What this task involves:
Please put every line of the material below into a numbered list, omitting any blank lines.
========================
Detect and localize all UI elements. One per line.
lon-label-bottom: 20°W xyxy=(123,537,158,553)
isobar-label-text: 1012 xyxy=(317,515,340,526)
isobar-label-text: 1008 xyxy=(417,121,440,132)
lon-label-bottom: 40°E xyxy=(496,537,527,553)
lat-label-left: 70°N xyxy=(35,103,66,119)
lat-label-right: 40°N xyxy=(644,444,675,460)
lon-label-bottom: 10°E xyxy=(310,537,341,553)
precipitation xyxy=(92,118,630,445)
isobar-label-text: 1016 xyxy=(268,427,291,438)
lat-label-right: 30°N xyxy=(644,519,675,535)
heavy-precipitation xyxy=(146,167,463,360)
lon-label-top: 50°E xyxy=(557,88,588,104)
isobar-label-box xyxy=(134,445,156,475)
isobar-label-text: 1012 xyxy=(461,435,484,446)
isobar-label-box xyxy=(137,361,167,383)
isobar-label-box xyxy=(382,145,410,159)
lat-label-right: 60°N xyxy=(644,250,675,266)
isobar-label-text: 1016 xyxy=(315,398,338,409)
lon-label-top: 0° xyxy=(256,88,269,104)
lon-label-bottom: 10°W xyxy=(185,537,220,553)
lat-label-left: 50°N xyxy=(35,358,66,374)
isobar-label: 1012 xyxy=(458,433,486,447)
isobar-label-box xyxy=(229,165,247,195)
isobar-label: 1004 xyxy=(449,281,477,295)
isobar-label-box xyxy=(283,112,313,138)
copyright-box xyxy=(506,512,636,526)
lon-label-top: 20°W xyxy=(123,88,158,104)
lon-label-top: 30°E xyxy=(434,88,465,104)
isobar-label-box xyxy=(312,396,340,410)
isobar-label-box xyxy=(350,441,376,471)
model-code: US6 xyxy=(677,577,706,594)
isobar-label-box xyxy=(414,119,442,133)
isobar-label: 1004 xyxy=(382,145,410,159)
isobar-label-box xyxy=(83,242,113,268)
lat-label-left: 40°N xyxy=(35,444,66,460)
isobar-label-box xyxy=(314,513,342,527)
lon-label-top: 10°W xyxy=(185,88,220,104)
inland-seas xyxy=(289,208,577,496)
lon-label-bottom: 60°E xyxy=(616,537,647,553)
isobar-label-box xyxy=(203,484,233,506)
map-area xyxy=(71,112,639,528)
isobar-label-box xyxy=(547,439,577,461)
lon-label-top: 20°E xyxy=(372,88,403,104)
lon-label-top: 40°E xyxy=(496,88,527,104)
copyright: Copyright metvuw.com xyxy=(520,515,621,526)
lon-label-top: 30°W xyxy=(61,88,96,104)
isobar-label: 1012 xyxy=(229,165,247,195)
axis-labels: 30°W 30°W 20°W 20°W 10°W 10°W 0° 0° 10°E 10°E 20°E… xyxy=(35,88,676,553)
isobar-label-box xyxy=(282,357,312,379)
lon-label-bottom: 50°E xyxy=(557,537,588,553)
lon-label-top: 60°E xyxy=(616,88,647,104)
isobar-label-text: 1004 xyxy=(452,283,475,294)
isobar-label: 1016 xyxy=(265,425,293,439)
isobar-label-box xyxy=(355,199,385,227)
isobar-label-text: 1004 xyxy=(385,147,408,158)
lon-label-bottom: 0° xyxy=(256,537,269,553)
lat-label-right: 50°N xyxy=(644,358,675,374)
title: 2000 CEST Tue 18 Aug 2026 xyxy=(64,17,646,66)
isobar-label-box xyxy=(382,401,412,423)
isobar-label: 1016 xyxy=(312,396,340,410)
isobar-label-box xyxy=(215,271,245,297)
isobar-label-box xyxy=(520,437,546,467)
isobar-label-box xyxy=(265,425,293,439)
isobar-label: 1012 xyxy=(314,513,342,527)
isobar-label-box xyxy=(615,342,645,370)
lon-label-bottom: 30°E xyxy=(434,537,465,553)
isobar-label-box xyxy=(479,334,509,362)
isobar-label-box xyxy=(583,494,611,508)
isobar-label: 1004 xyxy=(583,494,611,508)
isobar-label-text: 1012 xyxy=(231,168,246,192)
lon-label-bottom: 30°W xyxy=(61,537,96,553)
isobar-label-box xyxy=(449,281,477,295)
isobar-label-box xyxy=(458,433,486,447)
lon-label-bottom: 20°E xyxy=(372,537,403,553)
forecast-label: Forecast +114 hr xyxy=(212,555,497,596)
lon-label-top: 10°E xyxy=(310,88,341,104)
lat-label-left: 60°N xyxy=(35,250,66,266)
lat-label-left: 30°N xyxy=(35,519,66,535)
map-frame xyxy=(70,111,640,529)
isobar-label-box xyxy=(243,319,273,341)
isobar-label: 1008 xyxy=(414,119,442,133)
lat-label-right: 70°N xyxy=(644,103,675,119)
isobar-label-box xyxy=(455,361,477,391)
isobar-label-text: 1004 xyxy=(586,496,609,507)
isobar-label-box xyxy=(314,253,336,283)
========================
Full response:
1. Detect and localize all UI elements. One per line.
2. lon-label-bottom: 20°W xyxy=(123,537,158,553)
3. isobar-label-text: 1012 xyxy=(317,515,340,526)
4. isobar-label-text: 1008 xyxy=(417,121,440,132)
5. lon-label-bottom: 40°E xyxy=(496,537,527,553)
6. lat-label-left: 70°N xyxy=(35,103,66,119)
7. lat-label-right: 40°N xyxy=(644,444,675,460)
8. lon-label-bottom: 10°E xyxy=(310,537,341,553)
9. precipitation xyxy=(92,118,630,445)
10. isobar-label-text: 1016 xyxy=(268,427,291,438)
11. lat-label-right: 30°N xyxy=(644,519,675,535)
12. heavy-precipitation xyxy=(146,167,463,360)
13. lon-label-top: 50°E xyxy=(557,88,588,104)
14. isobar-label-box xyxy=(134,445,156,475)
15. isobar-label-text: 1012 xyxy=(461,435,484,446)
16. isobar-label-box xyxy=(137,361,167,383)
17. isobar-label-box xyxy=(382,145,410,159)
18. lat-label-right: 60°N xyxy=(644,250,675,266)
19. isobar-label-text: 1016 xyxy=(315,398,338,409)
20. lon-label-top: 0° xyxy=(256,88,269,104)
21. lon-label-bottom: 10°W xyxy=(185,537,220,553)
22. lat-label-left: 50°N xyxy=(35,358,66,374)
23. isobar-label: 1012 xyxy=(458,433,486,447)
24. isobar-label-box xyxy=(229,165,247,195)
25. isobar-label: 1004 xyxy=(449,281,477,295)
26. isobar-label-box xyxy=(283,112,313,138)
27. copyright-box xyxy=(506,512,636,526)
28. lon-label-top: 20°W xyxy=(123,88,158,104)
29. lon-label-top: 30°E xyxy=(434,88,465,104)
30. isobar-label-box xyxy=(312,396,340,410)
31. isobar-label-box xyxy=(350,441,376,471)
32. model-code: US6 xyxy=(677,577,706,594)
33. isobar-label-box xyxy=(414,119,442,133)
34. isobar-label: 1004 xyxy=(382,145,410,159)
35. isobar-label-box xyxy=(83,242,113,268)
36. lat-label-left: 40°N xyxy=(35,444,66,460)
37. isobar-label-box xyxy=(314,513,342,527)
38. lon-label-top: 10°W xyxy=(185,88,220,104)
39. inland-seas xyxy=(289,208,577,496)
40. lon-label-bottom: 60°E xyxy=(616,537,647,553)
41. isobar-label-box xyxy=(203,484,233,506)
42. map-area xyxy=(71,112,639,528)
43. isobar-label-box xyxy=(547,439,577,461)
44. lon-label-top: 20°E xyxy=(372,88,403,104)
45. lon-label-top: 40°E xyxy=(496,88,527,104)
46. copyright: Copyright metvuw.com xyxy=(520,515,621,526)
47. lon-label-top: 30°W xyxy=(61,88,96,104)
48. isobar-label: 1012 xyxy=(229,165,247,195)
49. axis-labels: 30°W 30°W 20°W 20°W 10°W 10°W 0° 0° 10°E 10°E 20°E… xyxy=(35,88,676,553)
50. isobar-label-box xyxy=(282,357,312,379)
51. lon-label-bottom: 50°E xyxy=(557,537,588,553)
52. lon-label-top: 60°E xyxy=(616,88,647,104)
53. isobar-label-text: 1004 xyxy=(452,283,475,294)
54. isobar-label: 1016 xyxy=(265,425,293,439)
55. isobar-label-box xyxy=(355,199,385,227)
56. isobar-label-text: 1004 xyxy=(385,147,408,158)
57. lon-label-bottom: 0° xyxy=(256,537,269,553)
58. lat-label-right: 50°N xyxy=(644,358,675,374)
59. title: 2000 CEST Tue 18 Aug 2026 xyxy=(64,17,646,66)
60. isobar-label-box xyxy=(382,401,412,423)
61. isobar-label: 1016 xyxy=(312,396,340,410)
62. isobar-label-box xyxy=(215,271,245,297)
63. isobar-label-box xyxy=(520,437,546,467)
64. isobar-label-box xyxy=(265,425,293,439)
65. isobar-label: 1012 xyxy=(314,513,342,527)
66. isobar-label-box xyxy=(615,342,645,370)
67. lon-label-bottom: 30°E xyxy=(434,537,465,553)
68. isobar-label-box xyxy=(479,334,509,362)
69. isobar-label-box xyxy=(583,494,611,508)
70. isobar-label: 1004 xyxy=(583,494,611,508)
71. isobar-label-text: 1012 xyxy=(231,168,246,192)
72. lon-label-bottom: 30°W xyxy=(61,537,96,553)
73. isobar-label-box xyxy=(449,281,477,295)
74. isobar-label-box xyxy=(458,433,486,447)
75. lon-label-bottom: 20°E xyxy=(372,537,403,553)
76. forecast-label: Forecast +114 hr xyxy=(212,555,497,596)
77. lon-label-top: 10°E xyxy=(310,88,341,104)
78. lat-label-left: 60°N xyxy=(35,250,66,266)
79. lat-label-left: 30°N xyxy=(35,519,66,535)
80. map-frame xyxy=(70,111,640,529)
81. isobar-label-box xyxy=(243,319,273,341)
82. isobar-label: 1008 xyxy=(414,119,442,133)
83. lat-label-right: 70°N xyxy=(644,103,675,119)
84. isobar-label-box xyxy=(455,361,477,391)
85. isobar-label-text: 1004 xyxy=(586,496,609,507)
86. isobar-label-box xyxy=(314,253,336,283)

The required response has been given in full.